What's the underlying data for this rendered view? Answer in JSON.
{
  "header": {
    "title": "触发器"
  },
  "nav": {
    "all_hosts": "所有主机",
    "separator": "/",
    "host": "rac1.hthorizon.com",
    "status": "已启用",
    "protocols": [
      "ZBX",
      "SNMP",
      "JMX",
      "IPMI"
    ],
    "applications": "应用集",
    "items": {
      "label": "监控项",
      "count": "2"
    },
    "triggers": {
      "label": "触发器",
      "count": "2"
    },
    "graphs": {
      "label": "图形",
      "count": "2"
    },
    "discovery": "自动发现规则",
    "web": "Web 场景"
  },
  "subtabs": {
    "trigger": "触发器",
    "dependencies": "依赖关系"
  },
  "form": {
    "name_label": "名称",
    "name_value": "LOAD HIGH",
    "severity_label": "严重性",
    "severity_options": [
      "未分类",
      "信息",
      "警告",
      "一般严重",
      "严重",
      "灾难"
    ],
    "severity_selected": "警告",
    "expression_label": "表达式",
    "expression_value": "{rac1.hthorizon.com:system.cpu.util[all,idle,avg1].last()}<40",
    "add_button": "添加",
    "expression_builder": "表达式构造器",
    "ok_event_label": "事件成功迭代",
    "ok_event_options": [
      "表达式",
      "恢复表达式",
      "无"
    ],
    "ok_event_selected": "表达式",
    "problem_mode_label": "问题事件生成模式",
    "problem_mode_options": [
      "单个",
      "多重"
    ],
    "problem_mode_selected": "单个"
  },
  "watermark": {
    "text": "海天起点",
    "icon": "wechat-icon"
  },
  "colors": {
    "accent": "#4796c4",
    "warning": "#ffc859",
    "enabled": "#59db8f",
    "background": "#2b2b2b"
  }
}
####
▶ **Request**: Write out the entire listing exactly.

▶ **Reply to the task**:
What's the underlying data for this rendered view? Answer in JSON.
{
  "header": {
    "title": "触发器"
  },
  "nav": {
    "all_hosts": "所有主机",
    "separator": "/",
    "host": "rac1.hthorizon.com",
    "status": "已启用",
    "protocols": [
      "ZBX",
      "SNMP",
      "JMX",
      "IPMI"
    ],
    "applications": "应用集",
    "items": {
      "label": "监控项",
      "count": "2"
    },
    "triggers": {
      "label": "触发器",
      "count": "2"
    },
    "graphs": {
      "label": "图形",
      "count": "2"
    },
    "discovery": "自动发现规则",
    "web": "Web 场景"
  },
  "subtabs": {
    "trigger": "触发器",
    "dependencies": "依赖关系"
  },
  "form": {
    "name_label": "名称",
    "name_value": "LOAD HIGH",
    "severity_label": "严重性",
    "severity_options": [
      "未分类",
      "信息",
      "警告",
      "一般严重",
      "严重",
      "灾难"
    ],
    "severity_selected": "警告",
    "expression_label": "表达式",
    "expression_value": "{rac1.hthorizon.com:system.cpu.util[all,idle,avg1].last()}<40",
    "add_button": "添加",
    "expression_builder": "表达式构造器",
    "ok_event_label": "事件成功迭代",
    "ok_event_options": [
      "表达式",
      "恢复表达式",
      "无"
    ],
    "ok_event_selected": "表达式",
    "problem_mode_label": "问题事件生成模式",
    "problem_mode_options": [
      "单个",
      "多重"
    ],
    "problem_mode_selected": "单个"
  },
  "watermark": {
    "text": "海天起点",
    "icon": "wechat-icon"
  },
  "colors": {
    "accent": "#4796c4",
    "warning": "#ffc859",
    "enabled": "#59db8f",
    "background": "#2b2b2b"
  }
}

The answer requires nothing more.